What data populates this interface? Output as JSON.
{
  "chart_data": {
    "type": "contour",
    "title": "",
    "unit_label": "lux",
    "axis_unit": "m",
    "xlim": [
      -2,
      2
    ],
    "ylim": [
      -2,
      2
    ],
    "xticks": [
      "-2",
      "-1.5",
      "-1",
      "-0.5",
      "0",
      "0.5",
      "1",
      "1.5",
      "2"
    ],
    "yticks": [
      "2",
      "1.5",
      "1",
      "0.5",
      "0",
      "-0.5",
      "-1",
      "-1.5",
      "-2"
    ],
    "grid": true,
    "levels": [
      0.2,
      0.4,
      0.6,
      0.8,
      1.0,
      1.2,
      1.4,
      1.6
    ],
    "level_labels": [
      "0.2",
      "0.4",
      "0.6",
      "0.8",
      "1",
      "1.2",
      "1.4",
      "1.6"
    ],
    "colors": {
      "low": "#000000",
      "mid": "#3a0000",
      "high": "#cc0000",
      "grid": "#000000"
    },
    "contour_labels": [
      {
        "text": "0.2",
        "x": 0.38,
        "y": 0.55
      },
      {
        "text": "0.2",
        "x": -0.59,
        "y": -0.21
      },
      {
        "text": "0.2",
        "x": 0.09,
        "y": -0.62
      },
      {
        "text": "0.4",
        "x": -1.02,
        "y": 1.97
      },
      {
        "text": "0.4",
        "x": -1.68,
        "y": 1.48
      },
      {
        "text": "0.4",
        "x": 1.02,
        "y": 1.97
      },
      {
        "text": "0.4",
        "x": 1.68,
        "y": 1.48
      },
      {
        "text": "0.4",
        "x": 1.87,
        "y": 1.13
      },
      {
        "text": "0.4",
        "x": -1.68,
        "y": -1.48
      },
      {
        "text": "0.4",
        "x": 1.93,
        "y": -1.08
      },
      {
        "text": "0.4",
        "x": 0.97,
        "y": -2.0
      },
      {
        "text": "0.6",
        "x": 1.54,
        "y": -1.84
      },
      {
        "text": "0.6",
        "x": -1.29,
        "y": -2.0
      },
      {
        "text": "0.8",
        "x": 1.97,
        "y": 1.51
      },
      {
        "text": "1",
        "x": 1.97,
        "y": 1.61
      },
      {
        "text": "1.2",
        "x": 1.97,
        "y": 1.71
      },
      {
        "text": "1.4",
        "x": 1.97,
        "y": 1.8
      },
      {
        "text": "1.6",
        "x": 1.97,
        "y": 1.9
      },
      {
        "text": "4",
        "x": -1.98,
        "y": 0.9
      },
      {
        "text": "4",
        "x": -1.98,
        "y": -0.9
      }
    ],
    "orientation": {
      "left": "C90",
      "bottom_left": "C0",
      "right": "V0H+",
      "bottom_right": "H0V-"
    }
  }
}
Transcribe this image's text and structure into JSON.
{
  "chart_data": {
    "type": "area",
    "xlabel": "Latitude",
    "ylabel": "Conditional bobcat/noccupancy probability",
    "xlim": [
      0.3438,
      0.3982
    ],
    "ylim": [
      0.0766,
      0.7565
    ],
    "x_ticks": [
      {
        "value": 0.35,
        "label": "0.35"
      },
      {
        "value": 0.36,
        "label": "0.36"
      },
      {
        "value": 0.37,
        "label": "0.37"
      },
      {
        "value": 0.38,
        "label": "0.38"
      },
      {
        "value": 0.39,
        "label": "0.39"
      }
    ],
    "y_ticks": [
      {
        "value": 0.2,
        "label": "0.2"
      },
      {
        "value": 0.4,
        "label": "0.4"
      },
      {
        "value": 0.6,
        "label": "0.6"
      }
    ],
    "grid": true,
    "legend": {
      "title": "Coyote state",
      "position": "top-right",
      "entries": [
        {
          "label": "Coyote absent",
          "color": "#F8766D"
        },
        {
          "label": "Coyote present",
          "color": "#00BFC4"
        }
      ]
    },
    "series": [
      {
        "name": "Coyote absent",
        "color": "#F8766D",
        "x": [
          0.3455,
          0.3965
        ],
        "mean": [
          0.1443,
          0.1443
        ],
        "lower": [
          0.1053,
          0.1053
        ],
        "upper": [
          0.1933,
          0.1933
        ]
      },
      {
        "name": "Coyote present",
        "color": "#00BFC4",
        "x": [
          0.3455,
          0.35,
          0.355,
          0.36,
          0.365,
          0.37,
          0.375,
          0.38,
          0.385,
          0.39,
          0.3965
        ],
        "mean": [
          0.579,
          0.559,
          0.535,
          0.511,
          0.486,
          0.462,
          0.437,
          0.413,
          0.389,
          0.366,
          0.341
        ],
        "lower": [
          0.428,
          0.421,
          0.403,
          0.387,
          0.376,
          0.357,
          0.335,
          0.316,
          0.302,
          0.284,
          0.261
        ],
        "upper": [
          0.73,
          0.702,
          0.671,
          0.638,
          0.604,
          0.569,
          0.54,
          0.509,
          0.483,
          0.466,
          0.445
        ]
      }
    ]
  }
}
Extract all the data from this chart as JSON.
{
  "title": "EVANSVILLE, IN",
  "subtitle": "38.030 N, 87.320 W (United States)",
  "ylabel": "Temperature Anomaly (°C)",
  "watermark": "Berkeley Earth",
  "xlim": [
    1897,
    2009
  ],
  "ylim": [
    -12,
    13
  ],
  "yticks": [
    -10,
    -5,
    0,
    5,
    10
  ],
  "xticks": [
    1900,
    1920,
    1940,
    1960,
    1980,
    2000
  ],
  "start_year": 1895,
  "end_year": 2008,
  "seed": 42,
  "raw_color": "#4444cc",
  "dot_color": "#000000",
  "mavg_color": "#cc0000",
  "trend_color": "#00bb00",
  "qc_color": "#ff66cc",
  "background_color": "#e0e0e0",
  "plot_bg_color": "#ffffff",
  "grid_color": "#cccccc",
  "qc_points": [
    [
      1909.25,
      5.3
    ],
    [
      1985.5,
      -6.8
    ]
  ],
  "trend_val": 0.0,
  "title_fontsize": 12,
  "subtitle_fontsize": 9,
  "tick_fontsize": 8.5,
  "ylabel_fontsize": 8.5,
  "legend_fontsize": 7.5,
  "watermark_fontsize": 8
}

(Written request) Each entry above is to be printed again exactly.

(Answer in full)
What data populates this interface? Output as JSON.
{
  "chart_data": {
    "type": "contour",
    "title": "",
    "unit_label": "lux",
    "axis_unit": "m",
    "xlim": [
      -2,
      2
    ],
    "ylim": [
      -2,
      2
    ],
    "xticks": [
      "-2",
      "-1.5",
      "-1",
      "-0.5",
      "0",
      "0.5",
      "1",
      "1.5",
      "2"
    ],
    "yticks": [
      "2",
      "1.5",
      "1",
      "0.5",
      "0",
      "-0.5",
      "-1",
      "-1.5",
      "-2"
    ],
    "grid": true,
    "levels": [
      0.2,
      0.4,
      0.6,
      0.8,
      1.0,
      1.2,
      1.4,
      1.6
    ],
    "level_labels": [
      "0.2",
      "0.4",
      "0.6",
      "0.8",
      "1",
      "1.2",
      "1.4",
      "1.6"
    ],
    "colors": {
      "low": "#000000",
      "mid": "#3a0000",
      "high": "#cc0000",
      "grid": "#000000"
    },
    "contour_labels": [
      {
        "text": "0.2",
        "x": 0.38,
        "y": 0.55
      },
      {
        "text": "0.2",
        "x": -0.59,
        "y": -0.21
      },
      {
        "text": "0.2",
        "x": 0.09,
        "y": -0.62
      },
      {
        "text": "0.4",
        "x": -1.02,
        "y": 1.97
      },
      {
        "text": "0.4",
        "x": -1.68,
        "y": 1.48
      },
      {
        "text": "0.4",
        "x": 1.02,
        "y": 1.97
      },
      {
        "text": "0.4",
        "x": 1.68,
        "y": 1.48
      },
      {
        "text": "0.4",
        "x": 1.87,
        "y": 1.13
      },
      {
        "text": "0.4",
        "x": -1.68,
        "y": -1.48
      },
      {
        "text": "0.4",
        "x": 1.93,
        "y": -1.08
      },
      {
        "text": "0.4",
        "x": 0.97,
        "y": -2.0
      },
      {
        "text": "0.6",
        "x": 1.54,
        "y": -1.84
      },
      {
        "text": "0.6",
        "x": -1.29,
        "y": -2.0
      },
      {
        "text": "0.8",
        "x": 1.97,
        "y": 1.51
      },
      {
        "text": "1",
        "x": 1.97,
        "y": 1.61
      },
      {
        "text": "1.2",
        "x": 1.97,
        "y": 1.71
      },
      {
        "text": "1.4",
        "x": 1.97,
        "y": 1.8
      },
      {
        "text": "1.6",
        "x": 1.97,
        "y": 1.9
      },
      {
        "text": "4",
        "x": -1.98,
        "y": 0.9
      },
      {
        "text": "4",
        "x": -1.98,
        "y": -0.9
      }
    ],
    "orientation": {
      "left": "C90",
      "bottom_left": "C0",
      "right": "V0H+",
      "bottom_right": "H0V-"
    }
  }
}
Transcribe this image's text and structure into JSON.
{
  "chart_data": {
    "type": "area",
    "xlabel": "Latitude",
    "ylabel": "Conditional bobcat/noccupancy probability",
    "xlim": [
      0.3438,
      0.3982
    ],
    "ylim": [
      0.0766,
      0.7565
    ],
    "x_ticks": [
      {
        "value": 0.35,
        "label": "0.35"
      },
      {
        "value": 0.36,
        "label": "0.36"
      },
      {
        "value": 0.37,
        "label": "0.37"
      },
      {
        "value": 0.38,
        "label": "0.38"
      },
      {
        "value": 0.39,
        "label": "0.39"
      }
    ],
    "y_ticks": [
      {
        "value": 0.2,
        "label": "0.2"
      },
      {
        "value": 0.4,
        "label": "0.4"
      },
      {
        "value": 0.6,
        "label": "0.6"
      }
    ],
    "grid": true,
    "legend": {
      "title": "Coyote state",
      "position": "top-right",
      "entries": [
        {
          "label": "Coyote absent",
          "color": "#F8766D"
        },
        {
          "label": "Coyote present",
          "color": "#00BFC4"
        }
      ]
    },
    "series": [
      {
        "name": "Coyote absent",
        "color": "#F8766D",
        "x": [
          0.3455,
          0.3965
        ],
        "mean": [
          0.1443,
          0.1443
        ],
        "lower": [
          0.1053,
          0.1053
        ],
        "upper": [
          0.1933,
          0.1933
        ]
      },
      {
        "name": "Coyote present",
        "color": "#00BFC4",
        "x": [
          0.3455,
          0.35,
          0.355,
          0.36,
          0.365,
          0.37,
          0.375,
          0.38,
          0.385,
          0.39,
          0.3965
        ],
        "mean": [
          0.579,
          0.559,
          0.535,
          0.511,
          0.486,
          0.462,
          0.437,
          0.413,
          0.389,
          0.366,
          0.341
        ],
        "lower": [
          0.428,
          0.421,
          0.403,
          0.387,
          0.376,
          0.357,
          0.335,
          0.316,
          0.302,
          0.284,
          0.261
        ],
        "upper": [
          0.73,
          0.702,
          0.671,
          0.638,
          0.604,
          0.569,
          0.54,
          0.509,
          0.483,
          0.466,
          0.445
        ]
      }
    ]
  }
}
Extract all the data from this chart as JSON.
{
  "title": "EVANSVILLE, IN",
  "subtitle": "38.030 N, 87.320 W (United States)",
  "ylabel": "Temperature Anomaly (°C)",
  "watermark": "Berkeley Earth",
  "xlim": [
    1897,
    2009
  ],
  "ylim": [
    -12,
    13
  ],
  "yticks": [
    -10,
    -5,
    0,
    5,
    10
  ],
  "xticks": [
    1900,
    1920,
    1940,
    1960,
    1980,
    2000
  ],
  "start_year": 1895,
  "end_year": 2008,
  "seed": 42,
  "raw_color": "#4444cc",
  "dot_color": "#000000",
  "mavg_color": "#cc0000",
  "trend_color": "#00bb00",
  "qc_color": "#ff66cc",
  "background_color": "#e0e0e0",
  "plot_bg_color": "#ffffff",
  "grid_color": "#cccccc",
  "qc_points": [
    [
      1909.25,
      5.3
    ],
    [
      1985.5,
      -6.8
    ]
  ],
  "trend_val": 0.0,
  "title_fontsize": 12,
  "subtitle_fontsize": 9,
  "tick_fontsize": 8.5,
  "ylabel_fontsize": 8.5,
  "legend_fontsize": 7.5,
  "watermark_fontsize": 8
}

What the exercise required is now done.